◆ **Problem statement**
Set the listing down again exactly, please, apart from its pictures.

== Source material ==

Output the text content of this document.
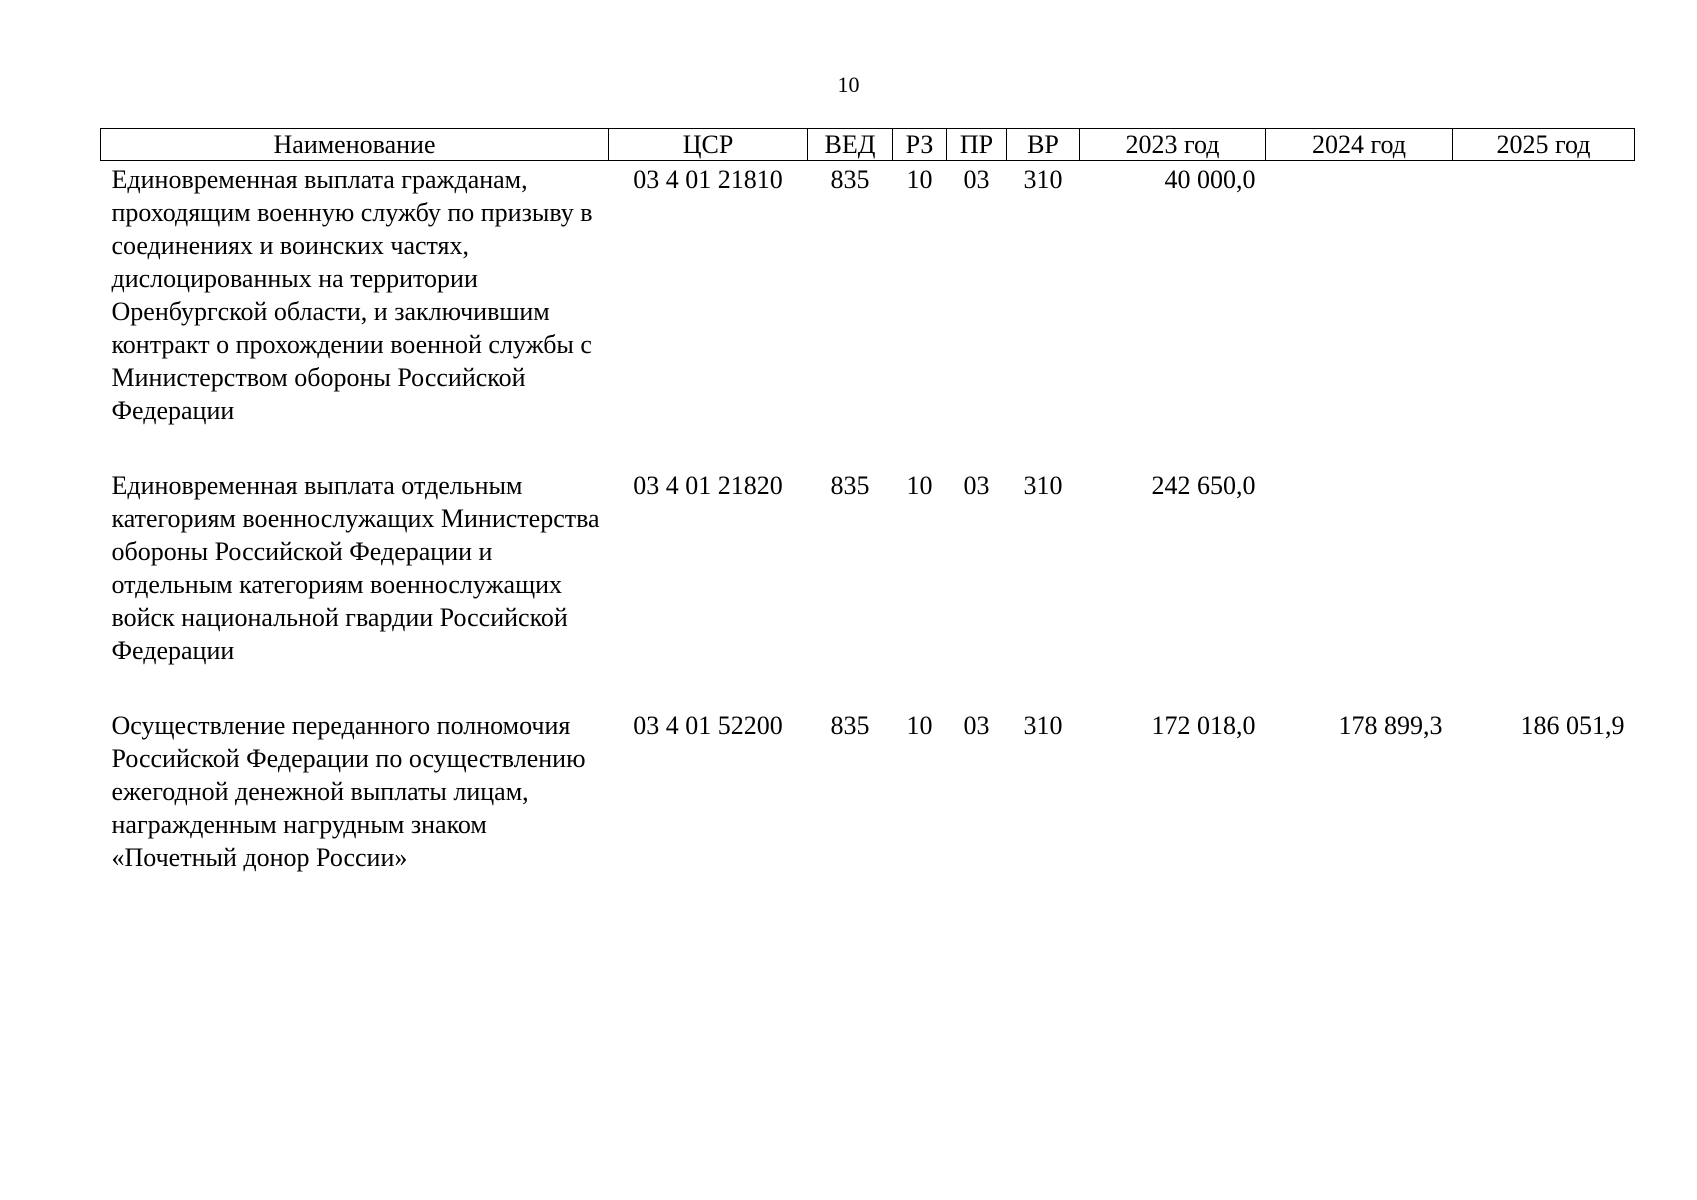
10
Наименование	ЦСР	ВЕД	РЗ	ПР	ВР	2023 год	2024 год	2025 год
Единовременная выплата гражданам, проходящим военную службу по призыву в соединениях и воинских частях, дислоцированных на территории Оренбургской области, и заключившим контракт о прохождении военной службы с Министерством обороны Российской Федерации	03 4 01 21810	835	10	03	310	40 000,0		
Единовременная выплата отдельным категориям военнослужащих Министерства обороны Российской Федерации и отдельным категориям военнослужащих войск национальной гвардии Российской Федерации	03 4 01 21820	835	10	03	310	242 650,0		
Осуществление переданного полномочия Российской Федерации по осуществлению ежегодной денежной выплаты лицам, награжденным нагрудным знаком «Почетный донор России»	03 4 01 52200	835	10	03	310	172 018,0	178 899,3	186 051,9
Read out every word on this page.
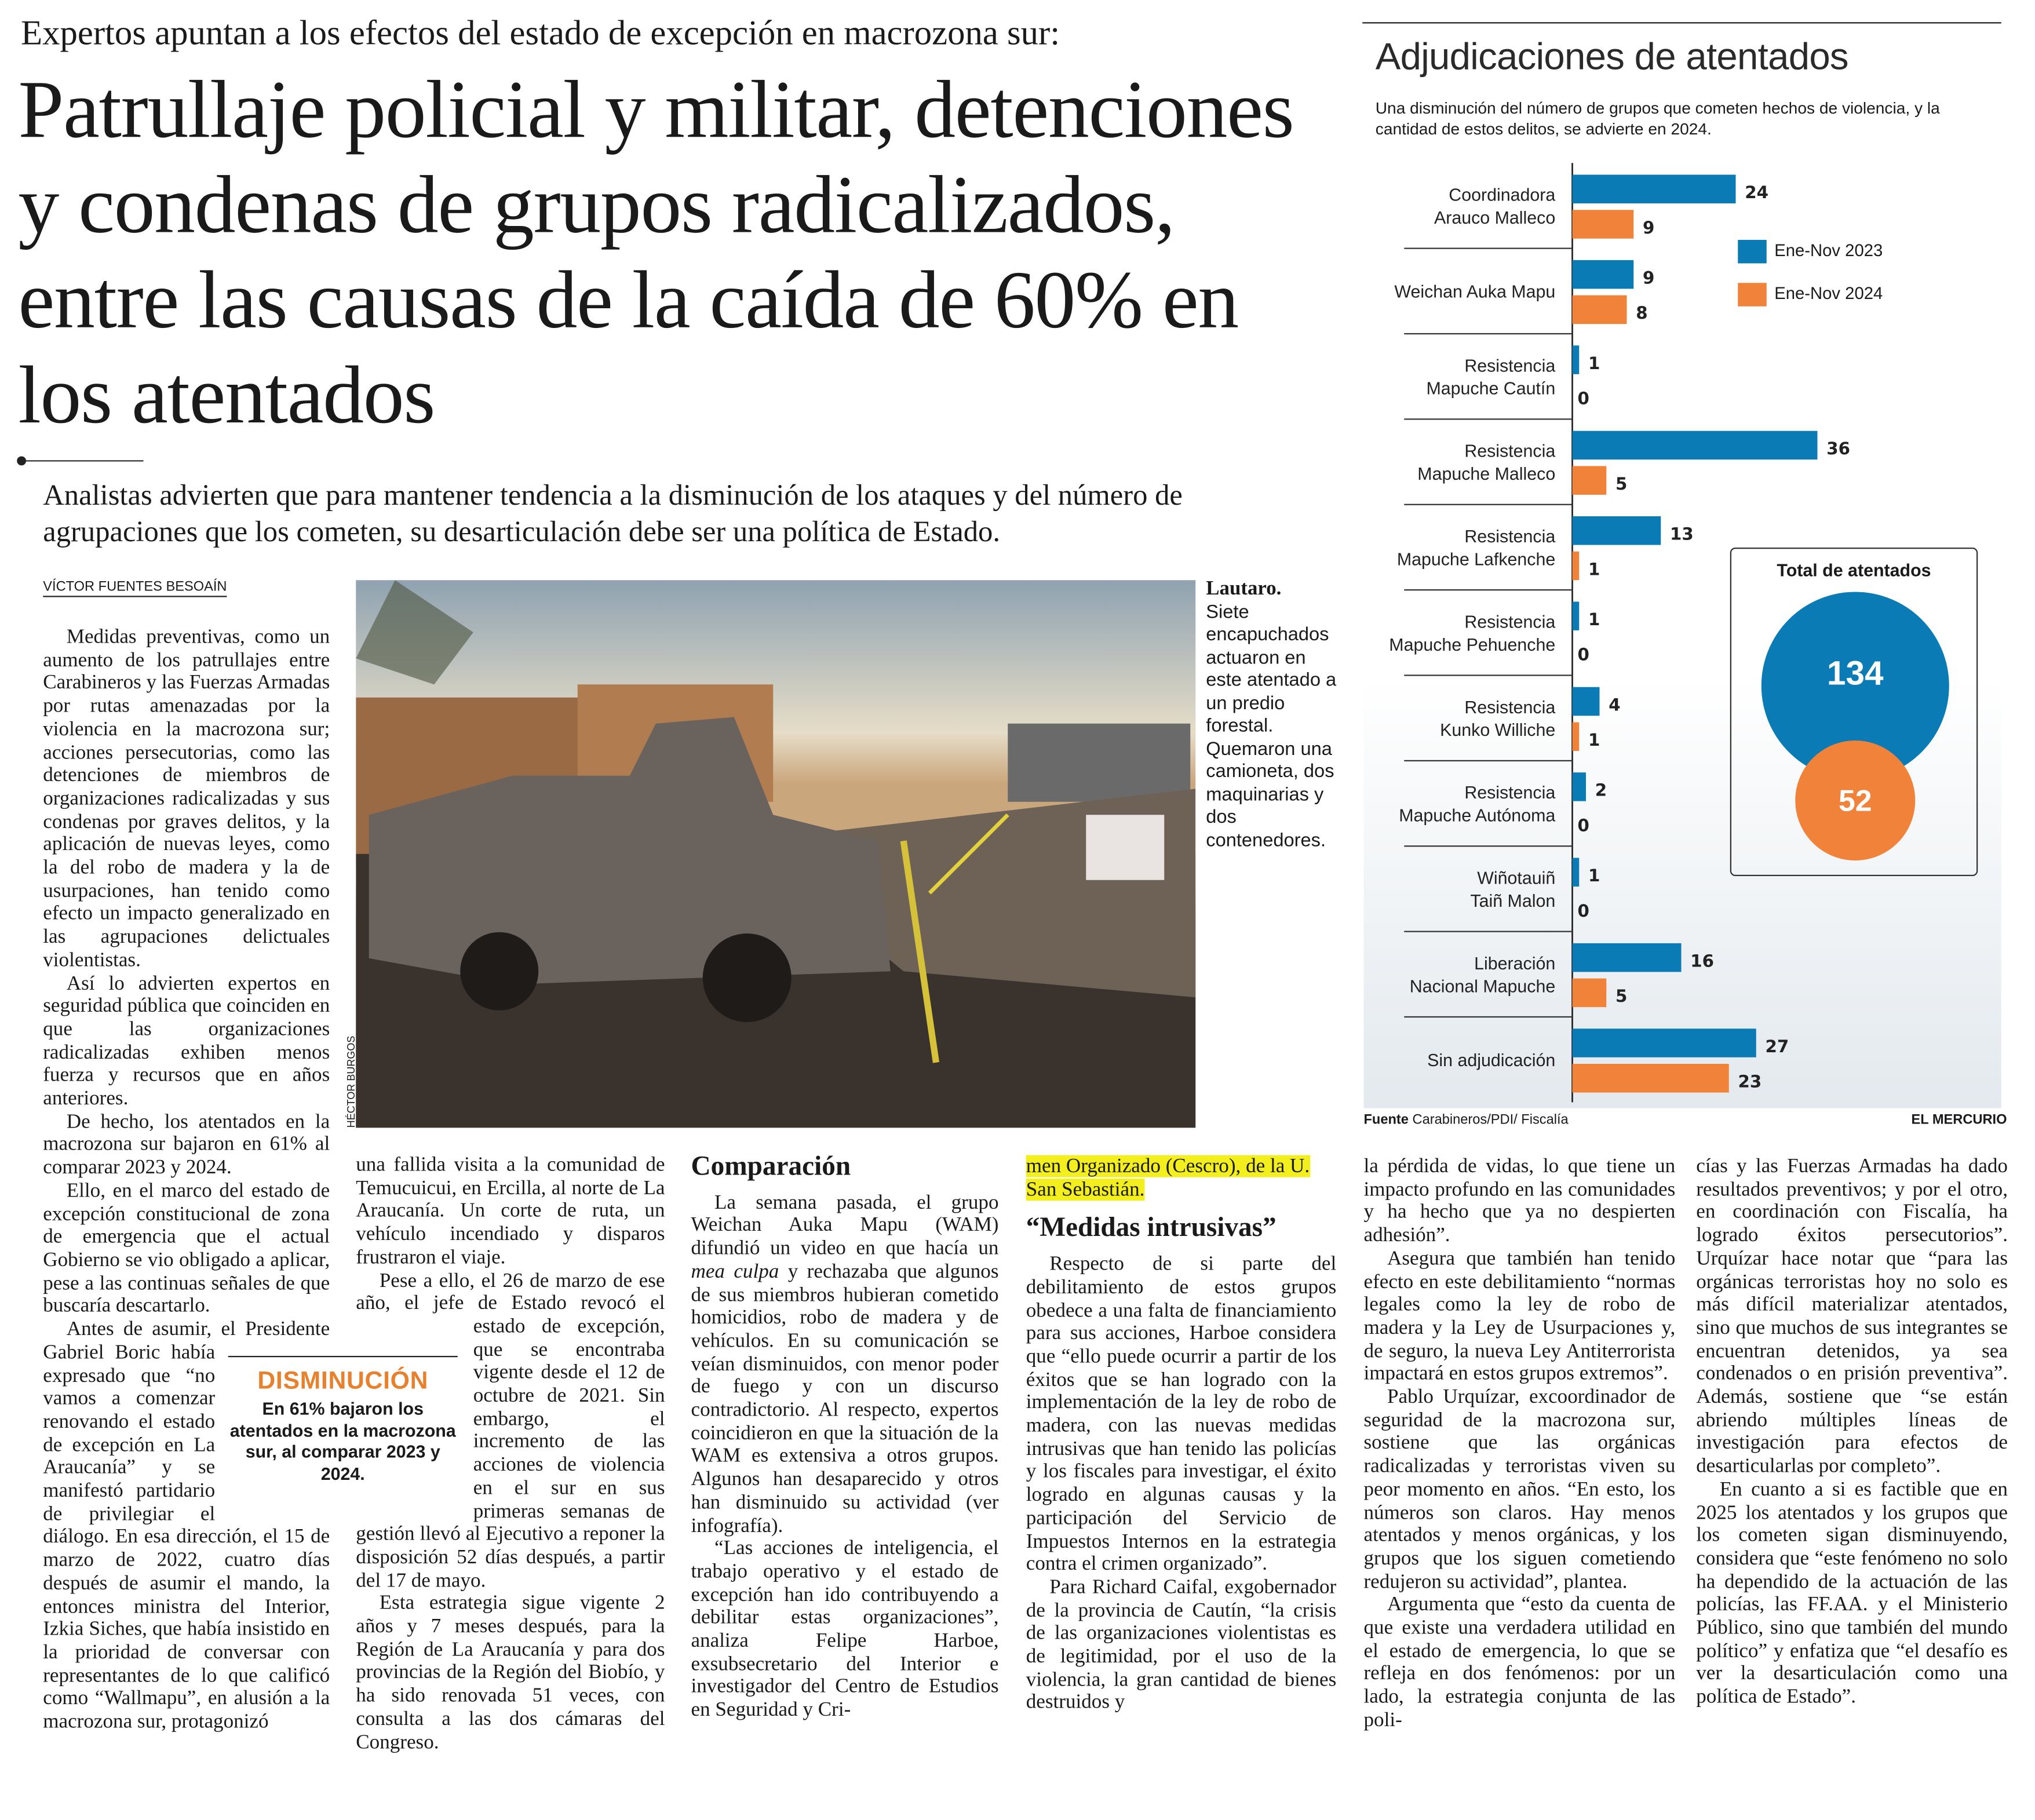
Expertos apuntan a los efectos del estado de excepción en macrozona sur:
Patrullaje policial y militar, detenciones y condenas de grupos radicalizados, entre las causas de la caída de 60% en los atentados
Analistas advierten que para mantener tendencia a la disminución de los ataques y del número de agrupaciones que los cometen, su desarticulación debe ser una política de Estado.
VÍCTOR FUENTES BESOAÍN
HÉCTOR BURGOS
Lautaro.
Siete encapuchados actuaron en este atentado a un predio forestal. Quemaron una camioneta, dos maquinarias y dos contenedores.

Medidas preventivas, como un aumento de los patrullajes entre Carabineros y las Fuerzas Armadas por rutas amenazadas por la violencia en la macrozona sur; acciones persecutorias, como las detenciones de miembros de organizaciones radicalizadas y sus condenas por graves delitos, y la aplicación de nuevas leyes, como la del robo de madera y la de usurpaciones, han tenido como efecto un impacto generalizado en las agrupaciones delictuales violentistas.

Así lo advierten expertos en seguridad pública que coinciden en que las organizaciones radicalizadas exhiben menos fuerza y recursos que en años anteriores.

De hecho, los atentados en la macrozona sur bajaron en 61% al comparar 2023 y 2024.

Ello, en el marco del estado de excepción constitucional de zona de emergencia que el actual Gobierno se vio obligado a aplicar, pese a las continuas señales de que buscaría descartarlo.

Antes de asumir, el Presidente Gabriel Boric había expresado que “no vamos a comenzar renovando el estado de excepción en La Araucanía” y se manifestó partidario de privilegiar el diálogo. En esa dirección, el 15 de marzo de 2022, cuatro días después de asumir el mando, la entonces ministra del Interior, Izkia Siches, que había insistido en la prioridad de conversar con representantes de lo que calificó como “Wallmapu”, en alusión a la macrozona sur, protagonizó

una fallida visita a la comunidad de Temucuicui, en Ercilla, al norte de La Araucanía. Un corte de ruta, un vehículo incendiado y disparos frustraron el viaje.

Pese a ello, el 26 de marzo de ese año, el jefe de Estado revocó el estado de excepción, que se encontraba vigente desde el 12 de octubre de 2021. Sin embargo, el incremento de las acciones de violencia en el sur en sus primeras semanas de gestión llevó al Ejecutivo a reponer la disposición 52 días después, a partir del 17 de mayo.

Esta estrategia sigue vigente 2 años y 7 meses después, para la Región de La Araucanía y para dos provincias de la Región del Biobío, y ha sido renovada 51 veces, con consulta a las dos cámaras del Congreso.

DISMINUCIÓN
En 61% bajaron los atentados en la macrozona sur, al comparar 2023 y 2024.
Comparación

La semana pasada, el grupo Weichan Auka Mapu (WAM) difundió un video en que hacía un mea culpa y rechazaba que algunos de sus miembros hubieran cometido homicidios, robo de madera y de vehículos. En su comunicación se veían disminuidos, con menor poder de fuego y con un discurso contradictorio. Al respecto, expertos coincidieron en que la situación de la WAM es extensiva a otros grupos. Algunos han desaparecido y otros han disminuido su actividad (ver infografía).

“Las acciones de inteligencia, el trabajo operativo y el estado de excepción han ido contribuyendo a debilitar estas organizaciones”, analiza Felipe Harboe, exsubsecretario del Interior e investigador del Centro de Estudios en Seguridad y Cri-

men Organizado (Cescro), de la U. San Sebastián.
“Medidas intrusivas”

Respecto de si parte del debilitamiento de estos grupos obedece a una falta de financiamiento para sus acciones, Harboe considera que “ello puede ocurrir a partir de los éxitos que se han logrado con la implementación de la ley de robo de madera, con las nuevas medidas intrusivas que han tenido las policías y los fiscales para investigar, el éxito logrado en algunas causas y la participación del Servicio de Impuestos Internos en la estrategia contra el crimen organizado”.

Para Richard Caifal, exgobernador de la provincia de Cautín, “la crisis de las organizaciones violentistas es de legitimidad, por el uso de la violencia, la gran cantidad de bienes destruidos y

la pérdida de vidas, lo que tiene un impacto profundo en las comunidades y ha hecho que ya no despierten adhesión”.

Asegura que también han tenido efecto en este debilitamiento “normas legales como la ley de robo de madera y la Ley de Usurpaciones y, de seguro, la nueva Ley Antiterrorista impactará en estos grupos extremos”.

Pablo Urquízar, excoordinador de seguridad de la macrozona sur, sostiene que las orgánicas radicalizadas y terroristas viven su peor momento en años. “En esto, los números son claros. Hay menos atentados y menos orgánicas, y los grupos que los siguen cometiendo redujeron su actividad”, plantea.

Argumenta que “esto da cuenta de que existe una verdadera utilidad en el estado de emergencia, lo que se refleja en dos fenómenos: por un lado, la estrategia conjunta de las poli-

cías y las Fuerzas Armadas ha dado resultados preventivos; y por el otro, en coordinación con Fiscalía, ha logrado éxitos persecutorios”. Urquízar hace notar que “para las orgánicas terroristas hoy no solo es más difícil materializar atentados, sino que muchos de sus integrantes se encuentran detenidos, ya sea condenados o en prisión preventiva”. Además, sostiene que “se están abriendo múltiples líneas de investigación para efectos de desarticularlas por completo”.

En cuanto a si es factible que en 2025 los atentados y los grupos que los cometen sigan disminuyendo, considera que “este fenómeno no solo ha dependido de la actuación de las policías, las FF.AA. y el Ministerio Público, sino que también del mundo político” y enfatiza que “el desafío es ver la desarticulación como una política de Estado”.

Adjudicaciones de atentados
Una disminución del número de grupos que cometen hechos de violencia, y la cantidad de estos delitos, se advierte en 2024.
Coordinadora Arauco Malleco
24
9
Weichan Auka Mapu
9
8
Resistencia Mapuche Cautín
1
0
Resistencia Mapuche Malleco
36
5
Resistencia Mapuche Lafkenche
13
1
Resistencia Mapuche Pehuenche
1
0
Resistencia Kunko Williche
4
1
Resistencia Mapuche Autónoma
2
0
Wiñotauiñ Taiñ Malon
1
0
Liberación Nacional Mapuche
16
5
Sin adjudicación
27
23
Ene-Nov 2023
Ene-Nov 2024
Total de atentados
134
52
Fuente Carabineros/PDI/ Fiscalía	EL MERCURIO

===

◆ **Solution for this problem**
Output the text content of this document.
10
Наименование	ЦСР	ВЕД	РЗ	ПР	ВР	2023 год	2024 год	2025 год
Единовременная выплата гражданам, проходящим военную службу по призыву в соединениях и воинских частях, дислоцированных на территории Оренбургской области, и заключившим контракт о прохождении военной службы с Министерством обороны Российской Федерации	03 4 01 21810	835	10	03	310	40 000,0		
Единовременная выплата отдельным категориям военнослужащих Министерства обороны Российской Федерации и отдельным категориям военнослужащих войск национальной гвардии Российской Федерации	03 4 01 21820	835	10	03	310	242 650,0		
Осуществление переданного полномочия Российской Федерации по осуществлению ежегодной денежной выплаты лицам, награжденным нагрудным знаком «Почетный донор России»	03 4 01 52200	835	10	03	310	172 018,0	178 899,3	186 051,9
Read out every word on this page.
Expertos apuntan a los efectos del estado de excepción en macrozona sur:
Patrullaje policial y militar, detenciones y condenas de grupos radicalizados, entre las causas de la caída de 60% en los atentados
Analistas advierten que para mantener tendencia a la disminución de los ataques y del número de agrupaciones que los cometen, su desarticulación debe ser una política de Estado.
VÍCTOR FUENTES BESOAÍN
HÉCTOR BURGOS
Lautaro.
Siete encapuchados actuaron en este atentado a un predio forestal. Quemaron una camioneta, dos maquinarias y dos contenedores.

Medidas preventivas, como un aumento de los patrullajes entre Carabineros y las Fuerzas Armadas por rutas amenazadas por la violencia en la macrozona sur; acciones persecutorias, como las detenciones de miembros de organizaciones radicalizadas y sus condenas por graves delitos, y la aplicación de nuevas leyes, como la del robo de madera y la de usurpaciones, han tenido como efecto un impacto generalizado en las agrupaciones delictuales violentistas.

Así lo advierten expertos en seguridad pública que coinciden en que las organizaciones radicalizadas exhiben menos fuerza y recursos que en años anteriores.

De hecho, los atentados en la macrozona sur bajaron en 61% al comparar 2023 y 2024.

Ello, en el marco del estado de excepción constitucional de zona de emergencia que el actual Gobierno se vio obligado a aplicar, pese a las continuas señales de que buscaría descartarlo.

Antes de asumir, el Presidente Gabriel Boric había expresado que “no vamos a comenzar renovando el estado de excepción en La Araucanía” y se manifestó partidario de privilegiar el diálogo. En esa dirección, el 15 de marzo de 2022, cuatro días después de asumir el mando, la entonces ministra del Interior, Izkia Siches, que había insistido en la prioridad de conversar con representantes de lo que calificó como “Wallmapu”, en alusión a la macrozona sur, protagonizó

una fallida visita a la comunidad de Temucuicui, en Ercilla, al norte de La Araucanía. Un corte de ruta, un vehículo incendiado y disparos frustraron el viaje.

Pese a ello, el 26 de marzo de ese año, el jefe de Estado revocó el estado de excepción, que se encontraba vigente desde el 12 de octubre de 2021. Sin embargo, el incremento de las acciones de violencia en el sur en sus primeras semanas de gestión llevó al Ejecutivo a reponer la disposición 52 días después, a partir del 17 de mayo.

Esta estrategia sigue vigente 2 años y 7 meses después, para la Región de La Araucanía y para dos provincias de la Región del Biobío, y ha sido renovada 51 veces, con consulta a las dos cámaras del Congreso.

DISMINUCIÓN
En 61% bajaron los atentados en la macrozona sur, al comparar 2023 y 2024.
Comparación

La semana pasada, el grupo Weichan Auka Mapu (WAM) difundió un video en que hacía un mea culpa y rechazaba que algunos de sus miembros hubieran cometido homicidios, robo de madera y de vehículos. En su comunicación se veían disminuidos, con menor poder de fuego y con un discurso contradictorio. Al respecto, expertos coincidieron en que la situación de la WAM es extensiva a otros grupos. Algunos han desaparecido y otros han disminuido su actividad (ver infografía).

“Las acciones de inteligencia, el trabajo operativo y el estado de excepción han ido contribuyendo a debilitar estas organizaciones”, analiza Felipe Harboe, exsubsecretario del Interior e investigador del Centro de Estudios en Seguridad y Cri-

men Organizado (Cescro), de la U. San Sebastián.
“Medidas intrusivas”

Respecto de si parte del debilitamiento de estos grupos obedece a una falta de financiamiento para sus acciones, Harboe considera que “ello puede ocurrir a partir de los éxitos que se han logrado con la implementación de la ley de robo de madera, con las nuevas medidas intrusivas que han tenido las policías y los fiscales para investigar, el éxito logrado en algunas causas y la participación del Servicio de Impuestos Internos en la estrategia contra el crimen organizado”.

Para Richard Caifal, exgobernador de la provincia de Cautín, “la crisis de las organizaciones violentistas es de legitimidad, por el uso de la violencia, la gran cantidad de bienes destruidos y

la pérdida de vidas, lo que tiene un impacto profundo en las comunidades y ha hecho que ya no despierten adhesión”.

Asegura que también han tenido efecto en este debilitamiento “normas legales como la ley de robo de madera y la Ley de Usurpaciones y, de seguro, la nueva Ley Antiterrorista impactará en estos grupos extremos”.

Pablo Urquízar, excoordinador de seguridad de la macrozona sur, sostiene que las orgánicas radicalizadas y terroristas viven su peor momento en años. “En esto, los números son claros. Hay menos atentados y menos orgánicas, y los grupos que los siguen cometiendo redujeron su actividad”, plantea.

Argumenta que “esto da cuenta de que existe una verdadera utilidad en el estado de emergencia, lo que se refleja en dos fenómenos: por un lado, la estrategia conjunta de las poli-

cías y las Fuerzas Armadas ha dado resultados preventivos; y por el otro, en coordinación con Fiscalía, ha logrado éxitos persecutorios”. Urquízar hace notar que “para las orgánicas terroristas hoy no solo es más difícil materializar atentados, sino que muchos de sus integrantes se encuentran detenidos, ya sea condenados o en prisión preventiva”. Además, sostiene que “se están abriendo múltiples líneas de investigación para efectos de desarticularlas por completo”.

En cuanto a si es factible que en 2025 los atentados y los grupos que los cometen sigan disminuyendo, considera que “este fenómeno no solo ha dependido de la actuación de las policías, las FF.AA. y el Ministerio Público, sino que también del mundo político” y enfatiza que “el desafío es ver la desarticulación como una política de Estado”.

Adjudicaciones de atentados
Una disminución del número de grupos que cometen hechos de violencia, y la cantidad de estos delitos, se advierte en 2024.
Coordinadora Arauco Malleco
24
9
Weichan Auka Mapu
9
8
Resistencia Mapuche Cautín
1
0
Resistencia Mapuche Malleco
36
5
Resistencia Mapuche Lafkenche
13
1
Resistencia Mapuche Pehuenche
1
0
Resistencia Kunko Williche
4
1
Resistencia Mapuche Autónoma
2
0
Wiñotauiñ Taiñ Malon
1
0
Liberación Nacional Mapuche
16
5
Sin adjudicación
27
23
Ene-Nov 2023
Ene-Nov 2024
Total de atentados
134
52
Fuente Carabineros/PDI/ Fiscalía	EL MERCURIO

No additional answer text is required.